* SUPPLIED MATERIAL
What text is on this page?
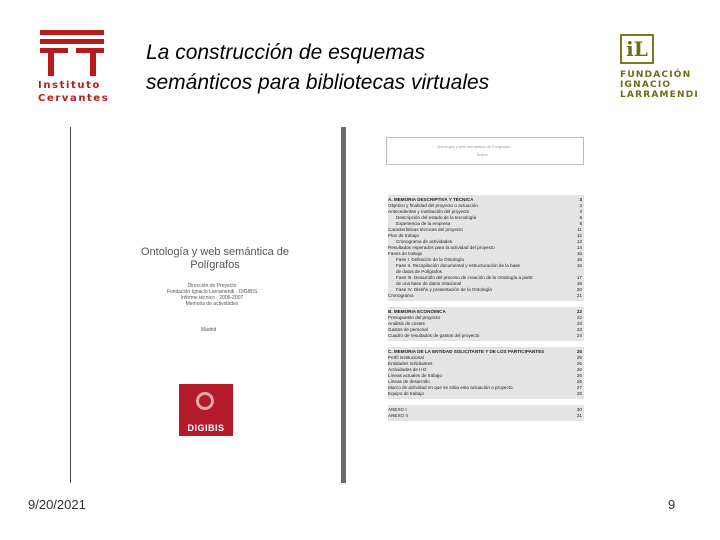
Instituto
Cervantes
La construcción de esquemas
semánticos para bibliotecas virtuales
iL
FUNDACIÓN
IGNACIO
LARRAMENDI
Ontología y web semántica de
Polígrafos
Dirección de Proyecto
Fundación Ignacio Larramendi · DIGIBIS
Informe técnico · 2006-2007
Memoria de actividades
Madrid
DIGIBIS
Ontología y web semántica de Polígrafos
Índice
A. MEMORIA DESCRIPTIVA Y TÉCNICA	3
Objetivo y finalidad del proyecto o actuación	3
Antecedentes y motivación del proyecto	4
Descripción del estado de la tecnología	5
Experiencia de la empresa	8
Características técnicas del proyecto	11
Plan de trabajo	12
Cronograma de actividades	13
Resultados esperados para la actividad del proyecto	14
Fases de trabajo	15
Fase I. Definición de la Ontología	15
Fase II. Recopilación documental y estructuración de la base	16
de datos de Polígrafos
Fase III. Desarrollo del proceso de creación de la Ontología a partir	17
de una base de datos relacional	18
Fase IV. Diseño y presentación de la Ontología	20
Cronograma	21
B. MEMORIA ECONÓMICA	22
Presupuesto del proyecto	22
Análisis de costes	23
Gastos de personal	23
Cuadro de resultados de gastos del proyecto	24
C. MEMORIA DE LA ENTIDAD SOLICITANTE Y DE LOS PARTICIPANTES	25
Perfil institucional	25
Entidades solicitantes	25
Actividades de I+D	26
Líneas actuales de trabajo	26
Líneas de desarrollo	26
Marco de actividad en que se sitúa esta actuación o proyecto	27
Equipo de trabajo	28
ANEXO I	30
ANEXO II	31
9/20/2021	9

* PROBLEM STATEMENT
Determine the count of lines in the data above with the string "Ontología" in them, and give that count alone.

* TASK RESPONSE
5